WRITTEN REQUEST: Output solely the number of lines containing the string "icon".

* begin *

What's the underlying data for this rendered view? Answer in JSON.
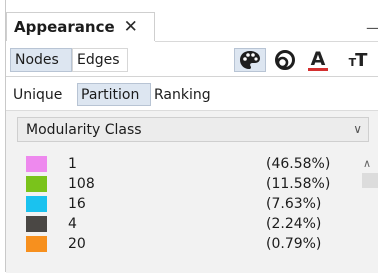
{
  "panel": {
    "title": "Appearance",
    "close_glyph": "✕",
    "minimize_glyph": "—"
  },
  "toolbar": {
    "nodes_label": "Nodes",
    "edges_label": "Edges",
    "color_tool_icon": "palette-icon",
    "size_tool_icon": "size-rings-icon",
    "label_color_letter": "A",
    "label_size_letters_small": "T",
    "label_size_letters_big": "T",
    "accent_color": "#d32f2f"
  },
  "subtabs": {
    "unique": "Unique",
    "partition": "Partition",
    "ranking": "Ranking"
  },
  "attribute": {
    "selected": "Modularity Class",
    "arrow_glyph": "∨"
  },
  "partition_items": [
    {
      "label": "1",
      "percent": "(46.58%)",
      "color": "#ee89ee"
    },
    {
      "label": "108",
      "percent": "(11.58%)",
      "color": "#7ac31b"
    },
    {
      "label": "16",
      "percent": "(7.63%)",
      "color": "#1ac2ef"
    },
    {
      "label": "4",
      "percent": "(2.24%)",
      "color": "#4a4744"
    },
    {
      "label": "20",
      "percent": "(0.79%)",
      "color": "#f7901e"
    }
  ],
  "scrollbar": {
    "up_glyph": "∧"
  }
}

* end *

TASK RESULT: 2